[Aim of the task]
State only the number of lines that include "text".

——

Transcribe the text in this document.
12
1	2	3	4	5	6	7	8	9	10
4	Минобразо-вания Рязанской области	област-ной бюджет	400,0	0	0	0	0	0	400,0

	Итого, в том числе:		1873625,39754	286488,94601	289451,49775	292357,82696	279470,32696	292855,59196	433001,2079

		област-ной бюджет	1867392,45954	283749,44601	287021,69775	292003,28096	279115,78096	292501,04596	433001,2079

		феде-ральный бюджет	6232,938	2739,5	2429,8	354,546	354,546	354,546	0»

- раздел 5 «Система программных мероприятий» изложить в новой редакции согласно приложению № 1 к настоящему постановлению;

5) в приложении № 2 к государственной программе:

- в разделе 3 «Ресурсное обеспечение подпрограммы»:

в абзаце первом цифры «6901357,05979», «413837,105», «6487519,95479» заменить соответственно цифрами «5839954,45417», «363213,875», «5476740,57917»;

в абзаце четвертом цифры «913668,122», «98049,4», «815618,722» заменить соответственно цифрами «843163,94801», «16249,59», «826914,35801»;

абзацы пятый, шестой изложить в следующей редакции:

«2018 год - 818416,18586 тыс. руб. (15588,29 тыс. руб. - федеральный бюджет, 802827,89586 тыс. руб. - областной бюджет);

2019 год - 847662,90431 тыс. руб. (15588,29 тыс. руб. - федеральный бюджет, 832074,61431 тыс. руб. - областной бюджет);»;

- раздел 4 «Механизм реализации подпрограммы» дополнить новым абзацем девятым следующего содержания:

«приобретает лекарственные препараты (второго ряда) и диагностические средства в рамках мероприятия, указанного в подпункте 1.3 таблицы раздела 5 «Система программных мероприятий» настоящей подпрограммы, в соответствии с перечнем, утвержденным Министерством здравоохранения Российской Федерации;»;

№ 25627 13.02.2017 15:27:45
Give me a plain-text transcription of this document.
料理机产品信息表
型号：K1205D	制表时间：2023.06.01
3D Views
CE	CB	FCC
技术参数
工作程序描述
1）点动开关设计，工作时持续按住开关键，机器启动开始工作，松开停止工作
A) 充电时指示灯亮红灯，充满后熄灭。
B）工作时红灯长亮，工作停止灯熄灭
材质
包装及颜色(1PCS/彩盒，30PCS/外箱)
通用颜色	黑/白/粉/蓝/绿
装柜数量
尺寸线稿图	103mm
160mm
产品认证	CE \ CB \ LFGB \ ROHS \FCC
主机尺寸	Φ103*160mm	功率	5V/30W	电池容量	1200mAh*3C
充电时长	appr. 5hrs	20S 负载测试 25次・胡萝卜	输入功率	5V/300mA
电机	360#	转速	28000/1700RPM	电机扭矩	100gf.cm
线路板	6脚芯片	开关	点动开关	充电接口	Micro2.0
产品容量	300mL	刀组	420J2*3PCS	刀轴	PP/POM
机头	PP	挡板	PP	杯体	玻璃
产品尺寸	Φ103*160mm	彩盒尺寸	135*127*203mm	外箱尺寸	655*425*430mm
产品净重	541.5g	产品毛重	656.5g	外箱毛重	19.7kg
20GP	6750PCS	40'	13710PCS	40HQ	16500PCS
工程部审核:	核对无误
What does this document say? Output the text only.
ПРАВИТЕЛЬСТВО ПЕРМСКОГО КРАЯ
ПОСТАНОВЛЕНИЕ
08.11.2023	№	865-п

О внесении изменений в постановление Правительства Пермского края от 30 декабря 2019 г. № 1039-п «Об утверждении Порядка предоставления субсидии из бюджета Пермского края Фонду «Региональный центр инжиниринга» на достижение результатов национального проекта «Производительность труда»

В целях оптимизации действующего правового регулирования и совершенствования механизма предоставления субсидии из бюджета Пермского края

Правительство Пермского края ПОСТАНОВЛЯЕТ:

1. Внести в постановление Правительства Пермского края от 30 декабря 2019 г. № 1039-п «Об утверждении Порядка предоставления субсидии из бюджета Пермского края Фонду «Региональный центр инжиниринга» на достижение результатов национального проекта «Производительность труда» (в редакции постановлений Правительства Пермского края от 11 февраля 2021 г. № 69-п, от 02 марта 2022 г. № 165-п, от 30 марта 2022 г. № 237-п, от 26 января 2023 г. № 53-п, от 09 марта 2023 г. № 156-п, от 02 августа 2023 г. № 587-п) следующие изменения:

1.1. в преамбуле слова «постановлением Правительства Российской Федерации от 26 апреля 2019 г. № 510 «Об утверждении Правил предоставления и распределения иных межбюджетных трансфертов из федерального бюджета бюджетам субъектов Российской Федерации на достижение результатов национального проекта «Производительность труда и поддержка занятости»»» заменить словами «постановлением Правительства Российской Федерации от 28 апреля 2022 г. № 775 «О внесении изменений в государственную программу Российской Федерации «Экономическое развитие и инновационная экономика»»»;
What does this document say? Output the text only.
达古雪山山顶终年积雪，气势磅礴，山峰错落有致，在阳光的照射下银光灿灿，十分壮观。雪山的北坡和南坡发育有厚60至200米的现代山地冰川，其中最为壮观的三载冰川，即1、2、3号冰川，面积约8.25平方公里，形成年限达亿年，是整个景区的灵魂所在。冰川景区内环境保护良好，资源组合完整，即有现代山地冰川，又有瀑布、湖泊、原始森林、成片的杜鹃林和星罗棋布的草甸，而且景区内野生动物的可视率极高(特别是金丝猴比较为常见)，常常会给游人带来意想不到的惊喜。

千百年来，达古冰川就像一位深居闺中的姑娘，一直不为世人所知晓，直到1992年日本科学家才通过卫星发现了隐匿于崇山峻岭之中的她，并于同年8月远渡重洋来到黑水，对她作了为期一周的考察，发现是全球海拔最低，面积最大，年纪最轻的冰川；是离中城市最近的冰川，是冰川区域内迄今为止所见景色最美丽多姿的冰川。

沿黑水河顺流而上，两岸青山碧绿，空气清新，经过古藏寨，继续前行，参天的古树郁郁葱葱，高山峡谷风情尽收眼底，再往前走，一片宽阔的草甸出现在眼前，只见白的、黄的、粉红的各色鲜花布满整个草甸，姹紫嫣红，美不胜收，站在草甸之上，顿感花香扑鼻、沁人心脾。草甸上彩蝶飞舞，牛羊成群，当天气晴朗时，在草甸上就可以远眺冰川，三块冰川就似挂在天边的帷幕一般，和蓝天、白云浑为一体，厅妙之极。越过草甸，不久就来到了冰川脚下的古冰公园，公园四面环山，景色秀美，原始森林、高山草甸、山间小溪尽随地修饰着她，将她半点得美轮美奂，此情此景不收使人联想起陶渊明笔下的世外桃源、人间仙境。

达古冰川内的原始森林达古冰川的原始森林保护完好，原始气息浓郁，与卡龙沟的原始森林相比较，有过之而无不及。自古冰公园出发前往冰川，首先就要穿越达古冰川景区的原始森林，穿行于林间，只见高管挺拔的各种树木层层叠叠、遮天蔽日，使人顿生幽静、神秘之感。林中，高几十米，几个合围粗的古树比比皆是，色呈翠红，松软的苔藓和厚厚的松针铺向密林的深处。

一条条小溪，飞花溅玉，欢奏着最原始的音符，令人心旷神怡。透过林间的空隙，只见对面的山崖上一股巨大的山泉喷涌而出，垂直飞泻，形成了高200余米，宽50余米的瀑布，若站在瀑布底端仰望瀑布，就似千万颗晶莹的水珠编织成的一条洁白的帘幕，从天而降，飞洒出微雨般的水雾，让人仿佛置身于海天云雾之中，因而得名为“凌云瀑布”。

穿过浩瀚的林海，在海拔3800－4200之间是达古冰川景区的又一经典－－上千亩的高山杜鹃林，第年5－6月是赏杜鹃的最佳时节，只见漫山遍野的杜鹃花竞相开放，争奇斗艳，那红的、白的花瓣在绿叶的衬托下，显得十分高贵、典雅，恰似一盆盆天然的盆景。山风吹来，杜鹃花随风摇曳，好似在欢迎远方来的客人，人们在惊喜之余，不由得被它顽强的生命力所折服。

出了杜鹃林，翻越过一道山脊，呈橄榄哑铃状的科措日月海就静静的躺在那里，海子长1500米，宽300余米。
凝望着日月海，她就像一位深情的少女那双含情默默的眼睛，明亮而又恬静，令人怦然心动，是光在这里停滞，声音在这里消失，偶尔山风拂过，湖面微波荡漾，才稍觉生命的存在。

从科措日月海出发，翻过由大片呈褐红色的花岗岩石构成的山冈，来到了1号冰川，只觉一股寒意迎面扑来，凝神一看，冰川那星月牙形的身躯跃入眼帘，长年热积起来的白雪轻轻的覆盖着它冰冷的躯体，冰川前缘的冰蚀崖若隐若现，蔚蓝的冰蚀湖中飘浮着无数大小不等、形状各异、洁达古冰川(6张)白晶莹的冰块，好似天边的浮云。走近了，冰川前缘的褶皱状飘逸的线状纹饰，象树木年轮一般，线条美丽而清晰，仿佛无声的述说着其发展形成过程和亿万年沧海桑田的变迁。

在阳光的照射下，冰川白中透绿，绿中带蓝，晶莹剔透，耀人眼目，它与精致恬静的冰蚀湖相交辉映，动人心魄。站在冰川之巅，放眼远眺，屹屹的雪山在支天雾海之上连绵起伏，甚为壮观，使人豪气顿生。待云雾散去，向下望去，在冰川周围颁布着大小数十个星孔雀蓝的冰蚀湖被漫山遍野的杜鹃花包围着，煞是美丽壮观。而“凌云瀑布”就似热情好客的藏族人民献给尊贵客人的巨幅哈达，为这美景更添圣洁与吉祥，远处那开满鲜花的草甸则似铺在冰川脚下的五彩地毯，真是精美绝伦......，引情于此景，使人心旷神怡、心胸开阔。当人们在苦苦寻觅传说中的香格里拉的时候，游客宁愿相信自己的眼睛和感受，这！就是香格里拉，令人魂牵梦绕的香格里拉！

——

[The completed task]
4